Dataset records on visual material
========================
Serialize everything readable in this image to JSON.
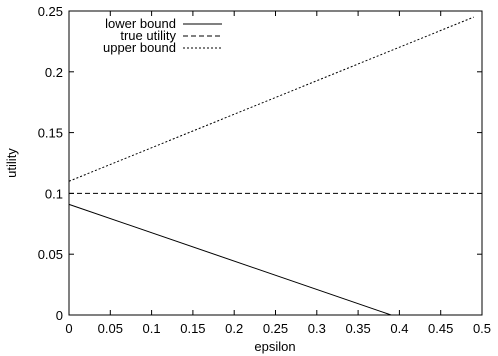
{
  "chart_data": {
    "type": "line",
    "title": "",
    "xlabel": "epsilon",
    "ylabel": "utility",
    "xlim": [
      0,
      0.5
    ],
    "ylim": [
      0,
      0.25
    ],
    "xticks": [
      0,
      0.05,
      0.1,
      0.15,
      0.2,
      0.25,
      0.3,
      0.35,
      0.4,
      0.45,
      0.5
    ],
    "xtick_labels": [
      "0",
      "0.05",
      "0.1",
      "0.15",
      "0.2",
      "0.25",
      "0.3",
      "0.35",
      "0.4",
      "0.45",
      "0.5"
    ],
    "yticks": [
      0,
      0.05,
      0.1,
      0.15,
      0.2,
      0.25
    ],
    "ytick_labels": [
      "0",
      "0.05",
      "0.1",
      "0.15",
      "0.2",
      "0.25"
    ],
    "grid": false,
    "legend_position": "top-left",
    "series": [
      {
        "name": "lower bound",
        "style": "solid",
        "color": "#000000",
        "x": [
          0,
          0.39
        ],
        "y": [
          0.091,
          0
        ]
      },
      {
        "name": "true utility",
        "style": "dashed",
        "color": "#000000",
        "x": [
          0,
          0.49
        ],
        "y": [
          0.1,
          0.1
        ]
      },
      {
        "name": "upper bound",
        "style": "dotted",
        "color": "#000000",
        "x": [
          0,
          0.49
        ],
        "y": [
          0.11,
          0.245
        ]
      }
    ]
  }
}
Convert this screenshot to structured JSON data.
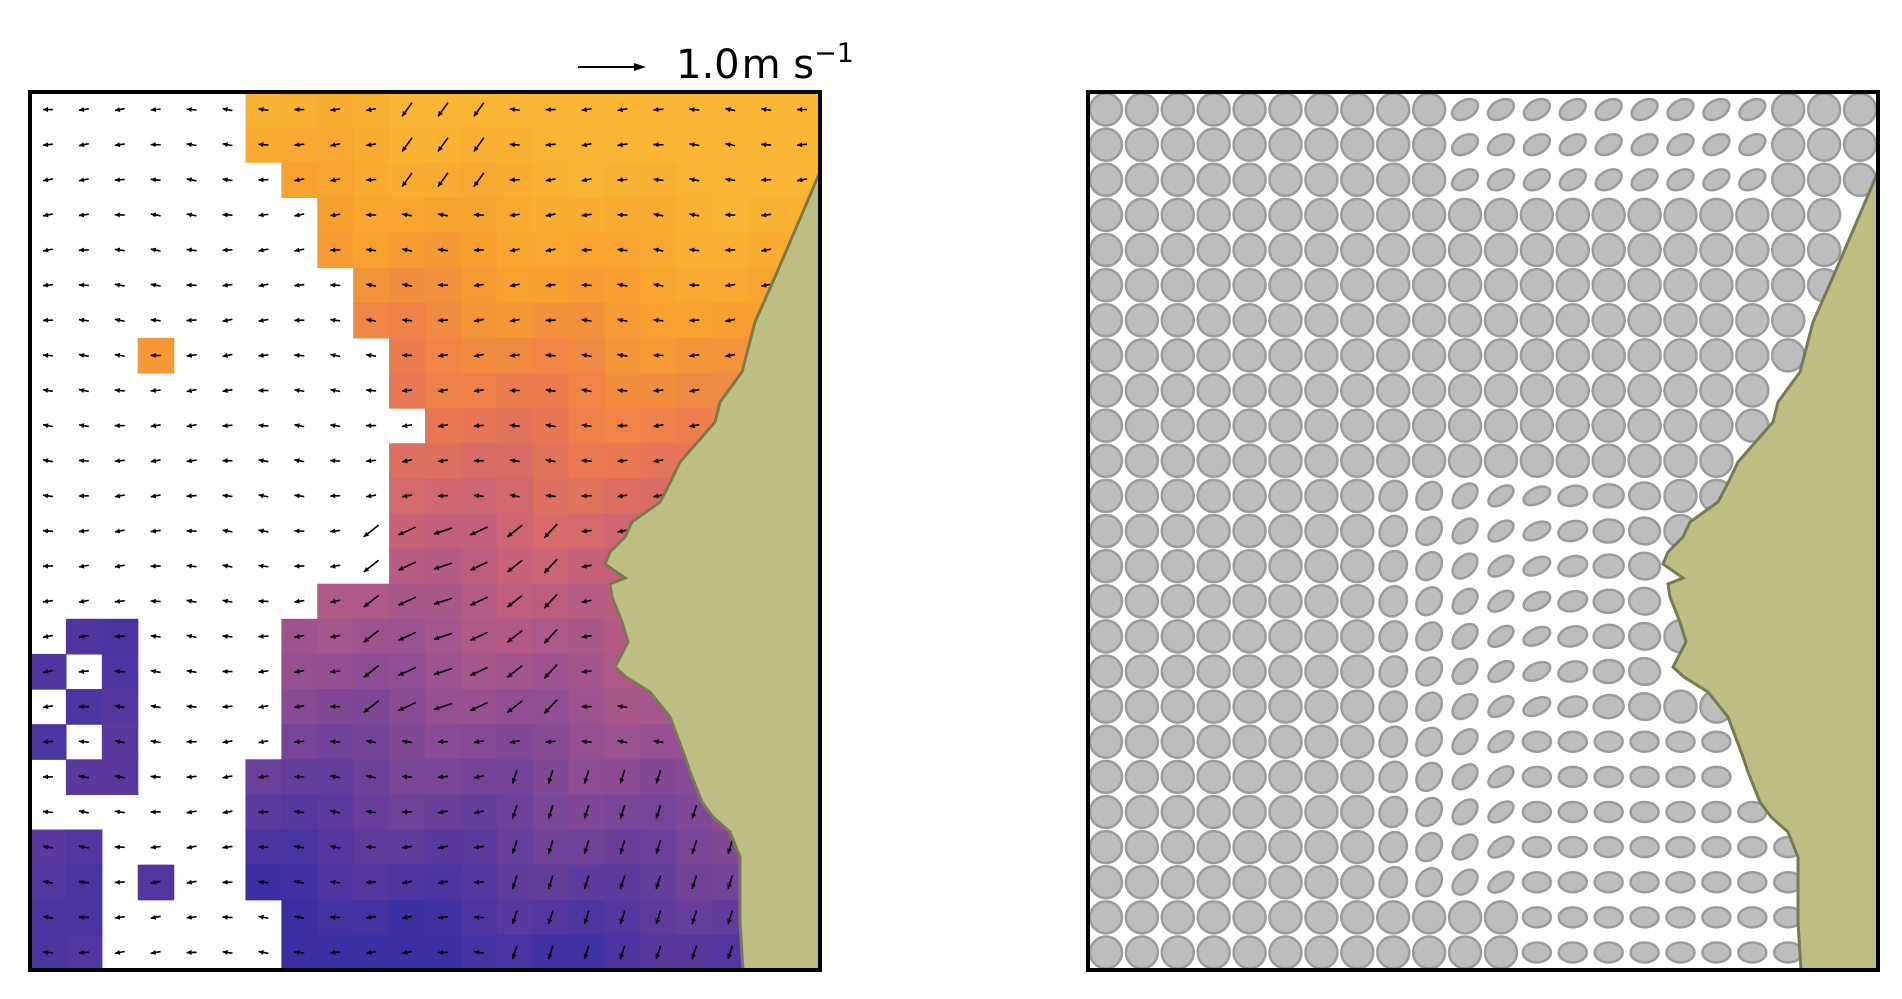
{
  "quiver_key": {
    "value": "1.0",
    "unit": "m s",
    "exponent": "−1"
  },
  "colors": {
    "land": "#bdbf82",
    "land_edge": "#777c4e",
    "ellipse_fill": "#bdbdbd",
    "ellipse_edge": "#9b9b9b",
    "frame": "#000000",
    "arrow": "#000000",
    "colormap": [
      "#3b2fa3",
      "#6a3f9a",
      "#9a5291",
      "#c7617a",
      "#ec7a4f",
      "#f7a02f",
      "#fab634"
    ]
  },
  "chart_data": [
    {
      "type": "heatmap",
      "title": "",
      "overlay": "quiver",
      "grid": {
        "cols": 22,
        "rows": 25
      },
      "color_scale": "purple-to-orange"
    },
    {
      "type": "scatter",
      "title": "",
      "glyph": "ellipse",
      "grid": {
        "cols": 22,
        "rows": 25
      }
    }
  ]
}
========================
_EXERCISE_
Pick out the lines containing the string "this" and show them.

_PROBLEM SOLUTION_
Serialize everything readable in this image to JSON.
Convert this screenshot to structured JSON data.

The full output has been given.